The request: Every entry below should be transcribed exactly; pictures stay out of the copy.

Supplied material:
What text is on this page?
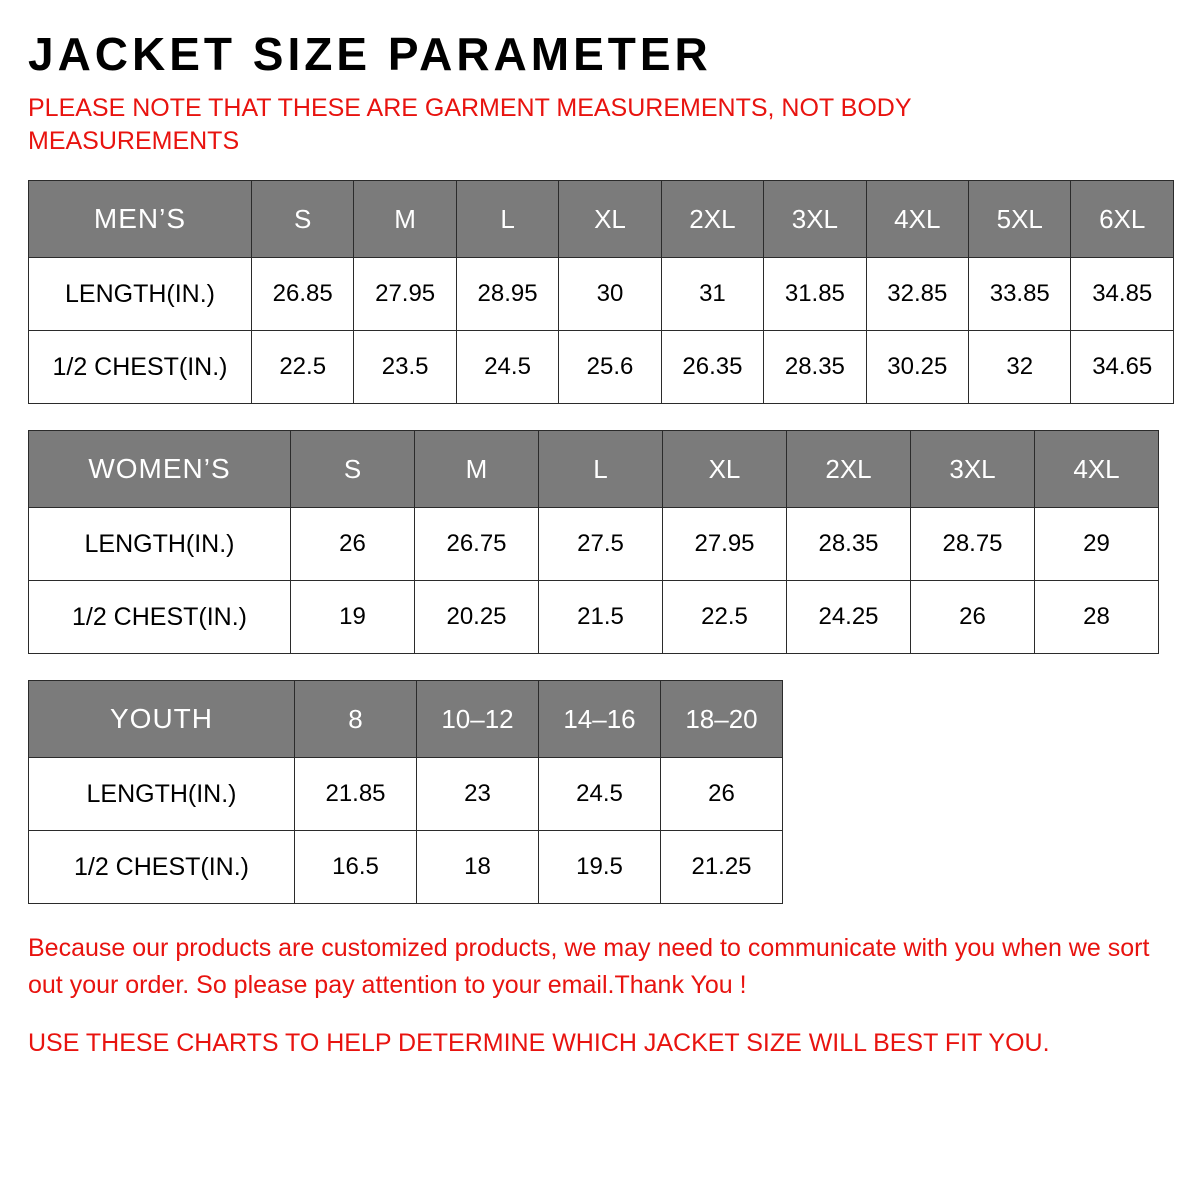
JACKET SIZE PARAMETER
PLEASE NOTE THAT THESE ARE GARMENT MEASUREMENTS, NOT BODY MEASUREMENTS
MEN’S	S	M	L	XL	2XL	3XL	4XL	5XL	6XL
LENGTH(IN.)	26.85	27.95	28.95	30	31	31.85	32.85	33.85	34.85
1/2 CHEST(IN.)	22.5	23.5	24.5	25.6	26.35	28.35	30.25	32	34.65
WOMEN’S	S	M	L	XL	2XL	3XL	4XL
LENGTH(IN.)	26	26.75	27.5	27.95	28.35	28.75	29
1/2 CHEST(IN.)	19	20.25	21.5	22.5	24.25	26	28
YOUTH	8	10–12	14–16	18–20
LENGTH(IN.)	21.85	23	24.5	26
1/2 CHEST(IN.)	16.5	18	19.5	21.25
Because our products are customized products, we may need to communicate with you when we sort out your order. So please pay attention to your email.Thank You !
USE THESE CHARTS TO HELP DETERMINE WHICH JACKET SIZE WILL BEST FIT YOU.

Solution to this task:
What text is on this page?
JACKET SIZE PARAMETER
PLEASE NOTE THAT THESE ARE GARMENT MEASUREMENTS, NOT BODY MEASUREMENTS
MEN’S	S	M	L	XL	2XL	3XL	4XL	5XL	6XL
LENGTH(IN.)	26.85	27.95	28.95	30	31	31.85	32.85	33.85	34.85
1/2 CHEST(IN.)	22.5	23.5	24.5	25.6	26.35	28.35	30.25	32	34.65
WOMEN’S	S	M	L	XL	2XL	3XL	4XL
LENGTH(IN.)	26	26.75	27.5	27.95	28.35	28.75	29
1/2 CHEST(IN.)	19	20.25	21.5	22.5	24.25	26	28
YOUTH	8	10–12	14–16	18–20
LENGTH(IN.)	21.85	23	24.5	26
1/2 CHEST(IN.)	16.5	18	19.5	21.25
Because our products are customized products, we may need to communicate with you when we sort out your order. So please pay attention to your email.Thank You !
USE THESE CHARTS TO HELP DETERMINE WHICH JACKET SIZE WILL BEST FIT YOU.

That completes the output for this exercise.